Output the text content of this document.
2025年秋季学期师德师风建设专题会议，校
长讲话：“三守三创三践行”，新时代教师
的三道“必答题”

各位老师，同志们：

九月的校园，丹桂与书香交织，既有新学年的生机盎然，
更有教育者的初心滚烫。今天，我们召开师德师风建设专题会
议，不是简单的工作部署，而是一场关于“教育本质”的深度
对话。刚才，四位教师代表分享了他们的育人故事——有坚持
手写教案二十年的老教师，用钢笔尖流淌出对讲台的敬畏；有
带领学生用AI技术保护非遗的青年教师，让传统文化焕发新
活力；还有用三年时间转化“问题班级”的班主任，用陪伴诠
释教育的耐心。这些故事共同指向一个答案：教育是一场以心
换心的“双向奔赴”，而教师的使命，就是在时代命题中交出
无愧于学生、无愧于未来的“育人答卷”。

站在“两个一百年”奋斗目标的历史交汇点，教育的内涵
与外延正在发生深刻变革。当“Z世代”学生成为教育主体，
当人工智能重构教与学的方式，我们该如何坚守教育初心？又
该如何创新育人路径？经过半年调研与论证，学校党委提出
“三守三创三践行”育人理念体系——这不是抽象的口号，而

DESCRIPTION OF THE TASK –
The full set of records should be duplicated exactly.

THE OUTPUT –
Output the text content of this document.
2025年秋季学期师德师风建设专题会议，校
长讲话：“三守三创三践行”，新时代教师
的三道“必答题”

各位老师，同志们：

九月的校园，丹桂与书香交织，既有新学年的生机盎然，
更有教育者的初心滚烫。今天，我们召开师德师风建设专题会
议，不是简单的工作部署，而是一场关于“教育本质”的深度
对话。刚才，四位教师代表分享了他们的育人故事——有坚持
手写教案二十年的老教师，用钢笔尖流淌出对讲台的敬畏；有
带领学生用AI技术保护非遗的青年教师，让传统文化焕发新
活力；还有用三年时间转化“问题班级”的班主任，用陪伴诠
释教育的耐心。这些故事共同指向一个答案：教育是一场以心
换心的“双向奔赴”，而教师的使命，就是在时代命题中交出
无愧于学生、无愧于未来的“育人答卷”。

站在“两个一百年”奋斗目标的历史交汇点，教育的内涵
与外延正在发生深刻变革。当“Z世代”学生成为教育主体，
当人工智能重构教与学的方式，我们该如何坚守教育初心？又
该如何创新育人路径？经过半年调研与论证，学校党委提出
“三守三创三践行”育人理念体系——这不是抽象的口号，而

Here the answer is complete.